→ **The request**:
Print the listing below exactly.

→ **Dataset**:

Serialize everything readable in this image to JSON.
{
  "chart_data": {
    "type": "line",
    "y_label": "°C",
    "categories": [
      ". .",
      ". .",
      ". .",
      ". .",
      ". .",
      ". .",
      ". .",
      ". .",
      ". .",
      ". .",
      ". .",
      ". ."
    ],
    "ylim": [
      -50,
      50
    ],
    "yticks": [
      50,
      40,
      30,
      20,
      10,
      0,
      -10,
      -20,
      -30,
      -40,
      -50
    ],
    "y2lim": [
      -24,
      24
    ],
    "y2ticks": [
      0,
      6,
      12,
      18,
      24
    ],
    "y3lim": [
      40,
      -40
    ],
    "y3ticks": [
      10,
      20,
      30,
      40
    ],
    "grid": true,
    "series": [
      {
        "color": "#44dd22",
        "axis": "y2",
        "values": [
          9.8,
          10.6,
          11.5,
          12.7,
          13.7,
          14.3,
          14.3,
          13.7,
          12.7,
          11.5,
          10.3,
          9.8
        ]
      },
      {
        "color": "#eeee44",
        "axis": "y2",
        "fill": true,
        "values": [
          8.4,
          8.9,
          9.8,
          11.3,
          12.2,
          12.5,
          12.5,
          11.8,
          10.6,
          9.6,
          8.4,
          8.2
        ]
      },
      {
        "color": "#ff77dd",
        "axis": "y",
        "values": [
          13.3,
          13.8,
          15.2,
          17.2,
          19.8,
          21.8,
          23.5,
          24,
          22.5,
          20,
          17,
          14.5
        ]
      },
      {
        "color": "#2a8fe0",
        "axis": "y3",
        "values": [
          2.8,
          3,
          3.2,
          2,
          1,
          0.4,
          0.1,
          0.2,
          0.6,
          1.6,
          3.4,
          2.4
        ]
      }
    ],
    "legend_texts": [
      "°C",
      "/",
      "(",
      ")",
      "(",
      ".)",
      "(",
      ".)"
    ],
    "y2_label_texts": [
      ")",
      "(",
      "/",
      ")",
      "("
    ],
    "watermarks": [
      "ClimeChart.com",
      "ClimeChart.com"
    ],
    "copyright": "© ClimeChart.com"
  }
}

→ **Right answer**:
Serialize everything readable in this image to JSON.
{
  "chart_data": {
    "type": "line",
    "y_label": "°C",
    "categories": [
      ". .",
      ". .",
      ". .",
      ". .",
      ". .",
      ". .",
      ". .",
      ". .",
      ". .",
      ". .",
      ". .",
      ". ."
    ],
    "ylim": [
      -50,
      50
    ],
    "yticks": [
      50,
      40,
      30,
      20,
      10,
      0,
      -10,
      -20,
      -30,
      -40,
      -50
    ],
    "y2lim": [
      -24,
      24
    ],
    "y2ticks": [
      0,
      6,
      12,
      18,
      24
    ],
    "y3lim": [
      40,
      -40
    ],
    "y3ticks": [
      10,
      20,
      30,
      40
    ],
    "grid": true,
    "series": [
      {
        "color": "#44dd22",
        "axis": "y2",
        "values": [
          9.8,
          10.6,
          11.5,
          12.7,
          13.7,
          14.3,
          14.3,
          13.7,
          12.7,
          11.5,
          10.3,
          9.8
        ]
      },
      {
        "color": "#eeee44",
        "axis": "y2",
        "fill": true,
        "values": [
          8.4,
          8.9,
          9.8,
          11.3,
          12.2,
          12.5,
          12.5,
          11.8,
          10.6,
          9.6,
          8.4,
          8.2
        ]
      },
      {
        "color": "#ff77dd",
        "axis": "y",
        "values": [
          13.3,
          13.8,
          15.2,
          17.2,
          19.8,
          21.8,
          23.5,
          24,
          22.5,
          20,
          17,
          14.5
        ]
      },
      {
        "color": "#2a8fe0",
        "axis": "y3",
        "values": [
          2.8,
          3,
          3.2,
          2,
          1,
          0.4,
          0.1,
          0.2,
          0.6,
          1.6,
          3.4,
          2.4
        ]
      }
    ],
    "legend_texts": [
      "°C",
      "/",
      "(",
      ")",
      "(",
      ".)",
      "(",
      ".)"
    ],
    "y2_label_texts": [
      ")",
      "(",
      "/",
      ")",
      "("
    ],
    "watermarks": [
      "ClimeChart.com",
      "ClimeChart.com"
    ],
    "copyright": "© ClimeChart.com"
  }
}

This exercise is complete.